## WORK TO COMPLETE:
Copy each line that contains the word "color".

## DATA SECTION:
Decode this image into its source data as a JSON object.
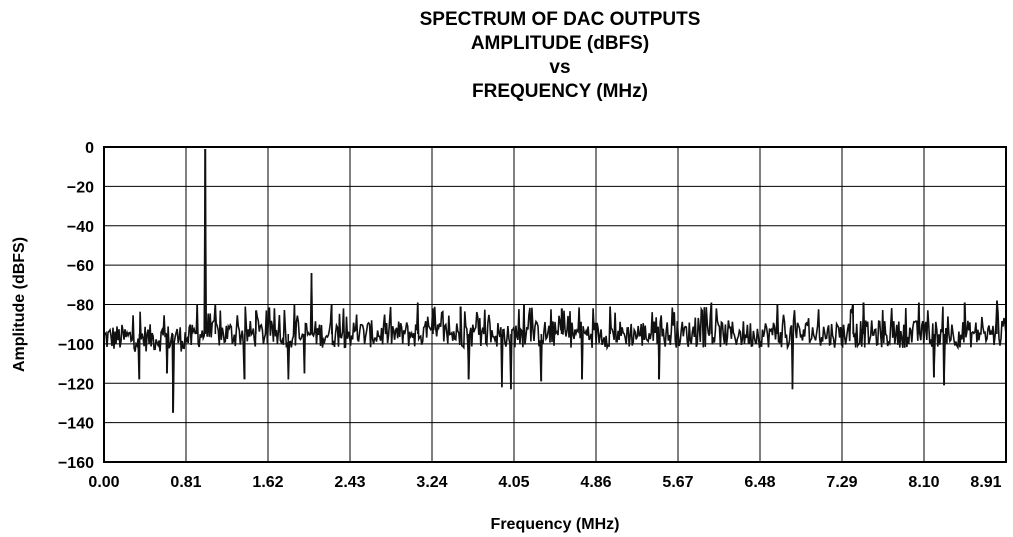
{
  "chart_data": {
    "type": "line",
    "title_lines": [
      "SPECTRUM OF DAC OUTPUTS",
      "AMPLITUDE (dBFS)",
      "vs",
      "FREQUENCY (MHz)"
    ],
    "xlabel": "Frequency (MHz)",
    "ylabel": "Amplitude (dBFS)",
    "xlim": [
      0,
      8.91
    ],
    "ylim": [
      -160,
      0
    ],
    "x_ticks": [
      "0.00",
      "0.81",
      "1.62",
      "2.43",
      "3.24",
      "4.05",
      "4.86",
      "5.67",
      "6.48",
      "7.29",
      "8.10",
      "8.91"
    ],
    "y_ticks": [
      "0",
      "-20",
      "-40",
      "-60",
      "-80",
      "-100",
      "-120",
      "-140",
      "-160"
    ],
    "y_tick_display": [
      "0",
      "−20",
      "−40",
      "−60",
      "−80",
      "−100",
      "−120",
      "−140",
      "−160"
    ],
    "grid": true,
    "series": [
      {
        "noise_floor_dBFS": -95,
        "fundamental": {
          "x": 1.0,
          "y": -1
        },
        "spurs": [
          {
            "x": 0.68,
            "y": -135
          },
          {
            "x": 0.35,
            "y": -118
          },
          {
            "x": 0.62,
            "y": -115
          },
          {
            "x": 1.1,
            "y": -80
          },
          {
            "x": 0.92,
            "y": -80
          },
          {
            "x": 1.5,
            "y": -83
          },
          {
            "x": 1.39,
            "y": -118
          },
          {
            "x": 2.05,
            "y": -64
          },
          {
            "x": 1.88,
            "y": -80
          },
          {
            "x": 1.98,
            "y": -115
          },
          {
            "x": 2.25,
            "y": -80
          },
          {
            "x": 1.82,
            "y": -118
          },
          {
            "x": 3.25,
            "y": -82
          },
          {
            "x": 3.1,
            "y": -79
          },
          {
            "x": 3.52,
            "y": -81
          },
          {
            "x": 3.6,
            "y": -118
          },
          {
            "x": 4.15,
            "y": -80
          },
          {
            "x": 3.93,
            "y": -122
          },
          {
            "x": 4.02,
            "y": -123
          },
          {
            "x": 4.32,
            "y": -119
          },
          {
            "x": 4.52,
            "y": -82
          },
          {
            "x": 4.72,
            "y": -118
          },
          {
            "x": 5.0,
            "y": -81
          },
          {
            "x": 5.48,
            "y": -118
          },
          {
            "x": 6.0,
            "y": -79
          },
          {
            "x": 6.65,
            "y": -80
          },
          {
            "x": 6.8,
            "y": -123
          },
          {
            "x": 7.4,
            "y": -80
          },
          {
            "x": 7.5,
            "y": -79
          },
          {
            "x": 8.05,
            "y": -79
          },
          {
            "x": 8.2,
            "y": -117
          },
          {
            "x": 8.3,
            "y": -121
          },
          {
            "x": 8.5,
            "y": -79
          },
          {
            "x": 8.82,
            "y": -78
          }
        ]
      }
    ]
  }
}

--

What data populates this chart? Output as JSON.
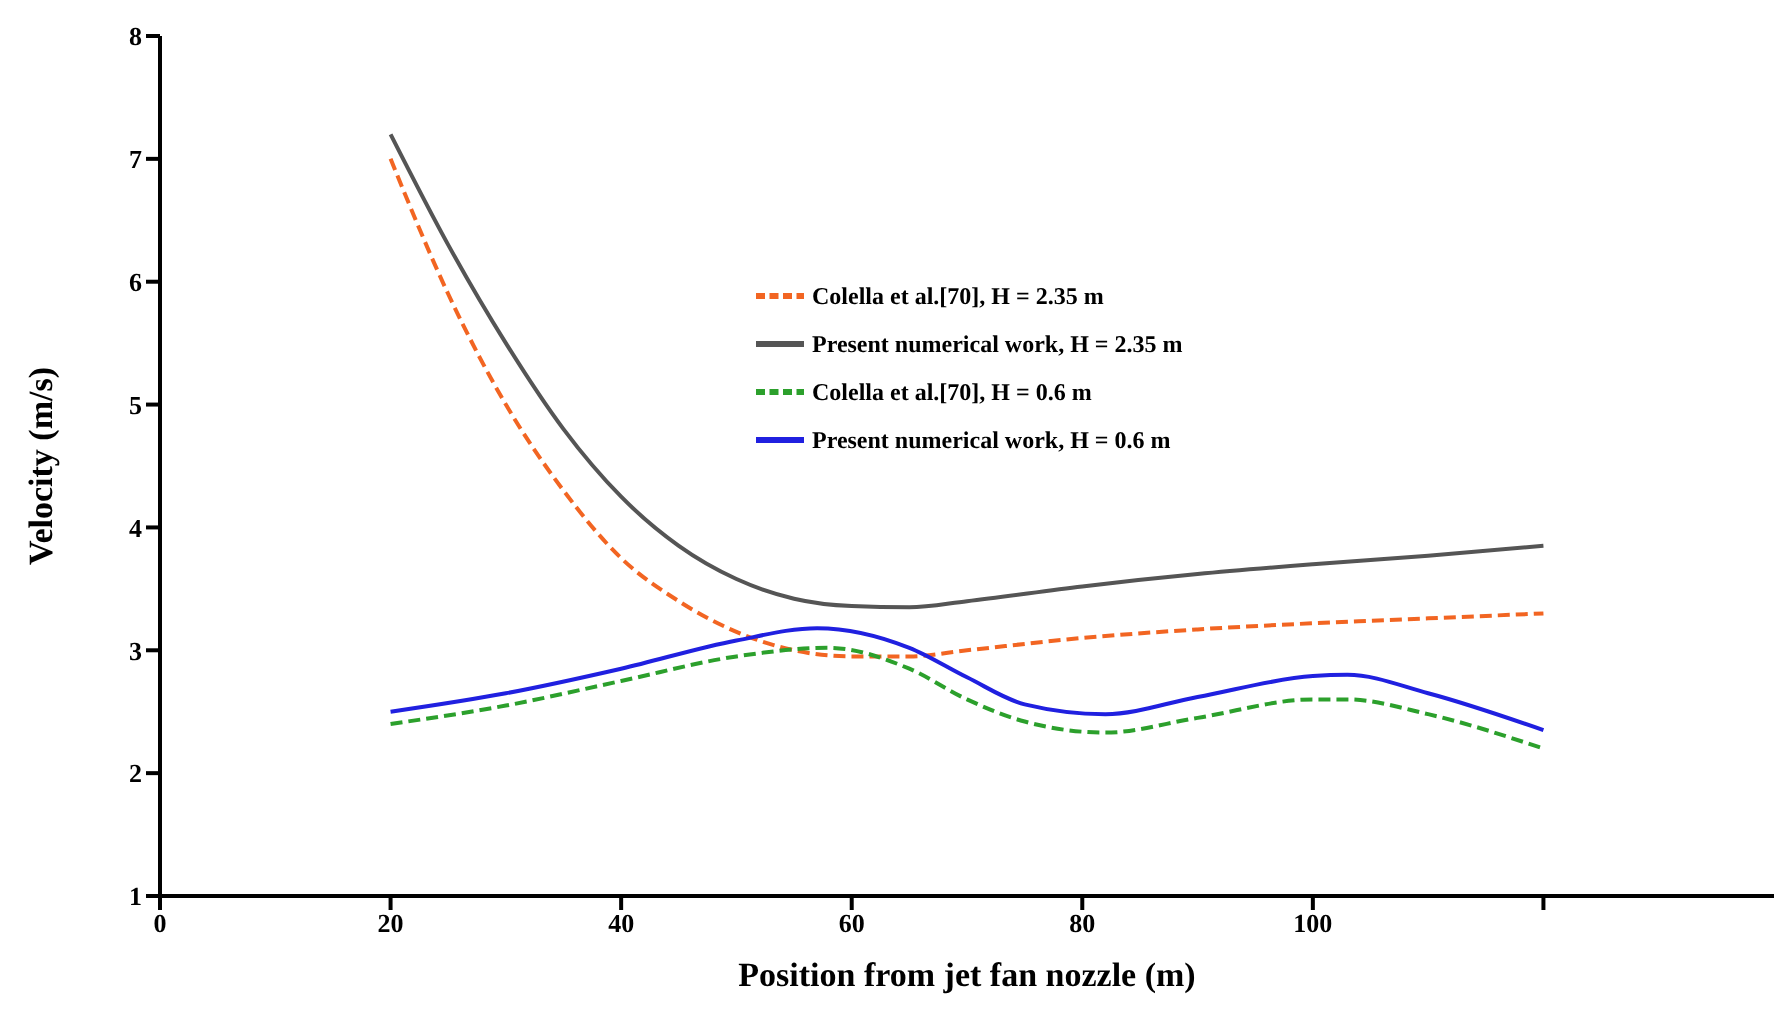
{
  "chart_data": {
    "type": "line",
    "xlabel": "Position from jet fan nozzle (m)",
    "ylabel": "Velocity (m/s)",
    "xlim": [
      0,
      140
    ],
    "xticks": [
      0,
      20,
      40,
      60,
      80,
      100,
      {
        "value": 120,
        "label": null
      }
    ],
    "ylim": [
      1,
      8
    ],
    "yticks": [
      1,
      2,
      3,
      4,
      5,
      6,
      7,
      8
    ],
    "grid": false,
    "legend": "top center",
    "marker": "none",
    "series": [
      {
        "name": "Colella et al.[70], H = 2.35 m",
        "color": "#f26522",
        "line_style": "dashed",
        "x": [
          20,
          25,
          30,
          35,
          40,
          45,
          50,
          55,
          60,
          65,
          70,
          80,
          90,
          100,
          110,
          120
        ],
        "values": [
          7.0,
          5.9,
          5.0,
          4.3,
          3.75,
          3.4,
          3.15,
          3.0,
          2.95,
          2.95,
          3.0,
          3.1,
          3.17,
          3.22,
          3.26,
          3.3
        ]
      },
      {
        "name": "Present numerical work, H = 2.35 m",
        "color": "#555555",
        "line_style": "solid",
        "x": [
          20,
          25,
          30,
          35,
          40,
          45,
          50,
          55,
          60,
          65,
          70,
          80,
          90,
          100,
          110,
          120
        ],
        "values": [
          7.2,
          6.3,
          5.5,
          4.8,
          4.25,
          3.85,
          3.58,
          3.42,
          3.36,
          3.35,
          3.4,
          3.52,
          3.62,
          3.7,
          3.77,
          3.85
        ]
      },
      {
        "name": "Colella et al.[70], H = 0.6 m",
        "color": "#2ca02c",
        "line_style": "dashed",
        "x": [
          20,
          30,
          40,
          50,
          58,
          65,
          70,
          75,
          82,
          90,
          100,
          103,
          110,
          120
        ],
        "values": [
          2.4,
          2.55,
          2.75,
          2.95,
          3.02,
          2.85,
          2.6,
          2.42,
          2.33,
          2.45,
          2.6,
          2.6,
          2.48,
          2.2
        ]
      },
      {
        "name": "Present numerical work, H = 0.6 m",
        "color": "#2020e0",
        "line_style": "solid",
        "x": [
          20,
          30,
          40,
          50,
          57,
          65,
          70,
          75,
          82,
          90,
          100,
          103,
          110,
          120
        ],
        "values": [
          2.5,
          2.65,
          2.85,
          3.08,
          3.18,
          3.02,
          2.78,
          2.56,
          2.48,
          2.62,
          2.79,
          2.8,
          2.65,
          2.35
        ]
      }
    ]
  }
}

## REPLY:
        "color": "#f26522",
        "color": "#555555",
        "color": "#2ca02c",
        "color": "#2020e0",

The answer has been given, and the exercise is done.